> **THE EXERCISE**
Write the entries out again exactly as they stand, but without the pictures.

[Extracted data entries]
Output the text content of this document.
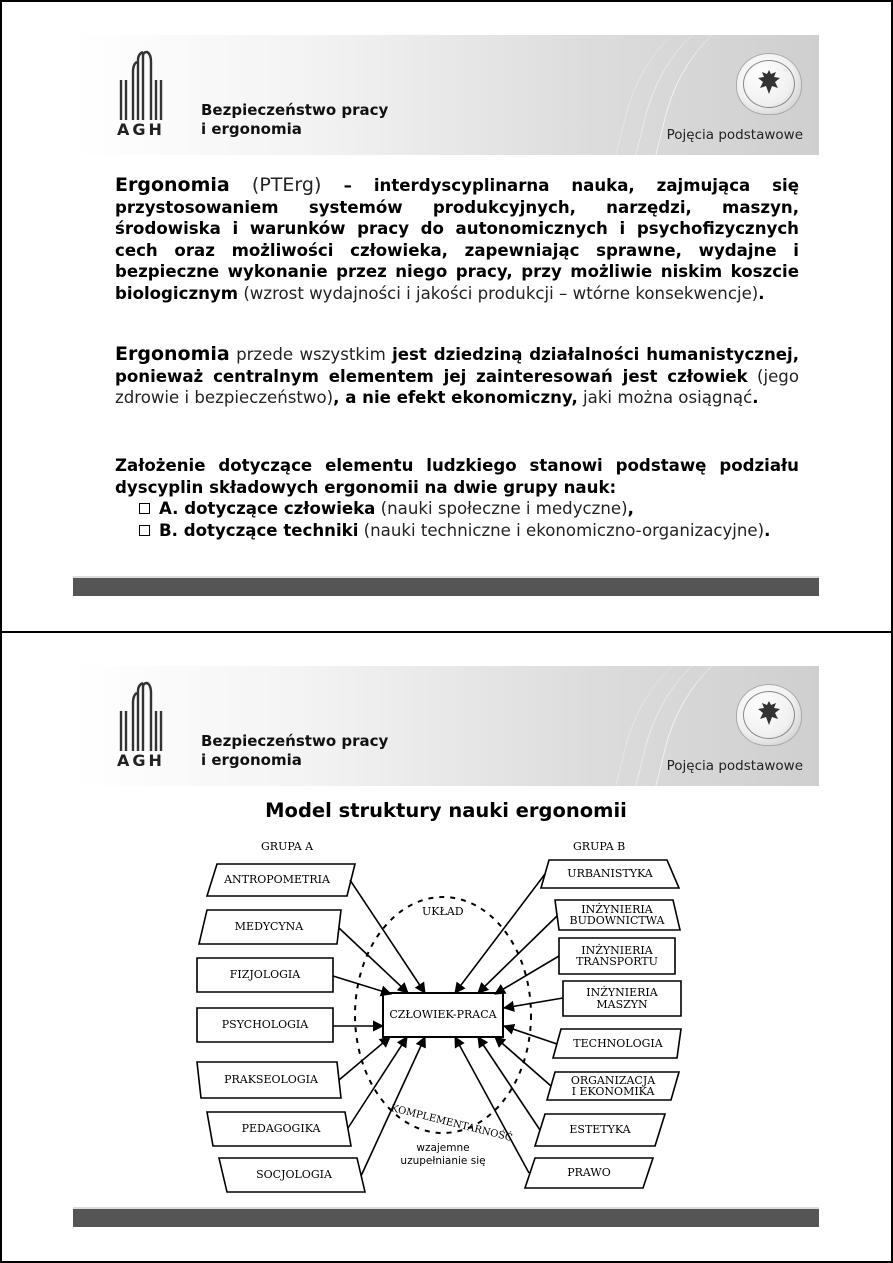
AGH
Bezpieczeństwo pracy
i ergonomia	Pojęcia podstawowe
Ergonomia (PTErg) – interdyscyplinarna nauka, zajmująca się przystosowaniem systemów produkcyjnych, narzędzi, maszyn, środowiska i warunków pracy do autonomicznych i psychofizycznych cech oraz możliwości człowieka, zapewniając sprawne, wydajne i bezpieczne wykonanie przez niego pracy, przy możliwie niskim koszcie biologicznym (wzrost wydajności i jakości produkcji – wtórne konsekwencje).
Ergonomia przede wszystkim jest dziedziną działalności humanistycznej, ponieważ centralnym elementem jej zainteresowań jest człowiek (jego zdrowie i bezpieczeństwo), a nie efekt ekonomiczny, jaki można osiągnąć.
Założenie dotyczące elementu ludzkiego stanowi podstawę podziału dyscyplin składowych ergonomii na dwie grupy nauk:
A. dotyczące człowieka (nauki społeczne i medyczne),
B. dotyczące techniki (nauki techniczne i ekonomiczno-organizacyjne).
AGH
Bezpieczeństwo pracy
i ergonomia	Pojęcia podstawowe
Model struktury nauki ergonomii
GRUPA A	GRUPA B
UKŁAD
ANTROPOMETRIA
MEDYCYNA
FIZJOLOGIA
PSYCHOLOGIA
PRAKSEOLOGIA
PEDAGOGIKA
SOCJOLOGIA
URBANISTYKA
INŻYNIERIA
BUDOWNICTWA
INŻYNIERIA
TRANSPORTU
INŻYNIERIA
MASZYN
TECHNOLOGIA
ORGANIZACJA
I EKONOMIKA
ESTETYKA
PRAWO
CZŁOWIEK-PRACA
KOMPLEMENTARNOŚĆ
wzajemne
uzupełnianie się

> **RESULT**
Output the text content of this document.
AGH
Bezpieczeństwo pracy
i ergonomia	Pojęcia podstawowe
Ergonomia (PTErg) – interdyscyplinarna nauka, zajmująca się przystosowaniem systemów produkcyjnych, narzędzi, maszyn, środowiska i warunków pracy do autonomicznych i psychofizycznych cech oraz możliwości człowieka, zapewniając sprawne, wydajne i bezpieczne wykonanie przez niego pracy, przy możliwie niskim koszcie biologicznym (wzrost wydajności i jakości produkcji – wtórne konsekwencje).
Ergonomia przede wszystkim jest dziedziną działalności humanistycznej, ponieważ centralnym elementem jej zainteresowań jest człowiek (jego zdrowie i bezpieczeństwo), a nie efekt ekonomiczny, jaki można osiągnąć.
Założenie dotyczące elementu ludzkiego stanowi podstawę podziału dyscyplin składowych ergonomii na dwie grupy nauk:
A. dotyczące człowieka (nauki społeczne i medyczne),
B. dotyczące techniki (nauki techniczne i ekonomiczno-organizacyjne).
AGH
Bezpieczeństwo pracy
i ergonomia	Pojęcia podstawowe
Model struktury nauki ergonomii
GRUPA A	GRUPA B
UKŁAD
ANTROPOMETRIA
MEDYCYNA
FIZJOLOGIA
PSYCHOLOGIA
PRAKSEOLOGIA
PEDAGOGIKA
SOCJOLOGIA
URBANISTYKA
INŻYNIERIA
BUDOWNICTWA
INŻYNIERIA
TRANSPORTU
INŻYNIERIA
MASZYN
TECHNOLOGIA
ORGANIZACJA
I EKONOMIKA
ESTETYKA
PRAWO
CZŁOWIEK-PRACA
KOMPLEMENTARNOŚĆ
wzajemne
uzupełnianie się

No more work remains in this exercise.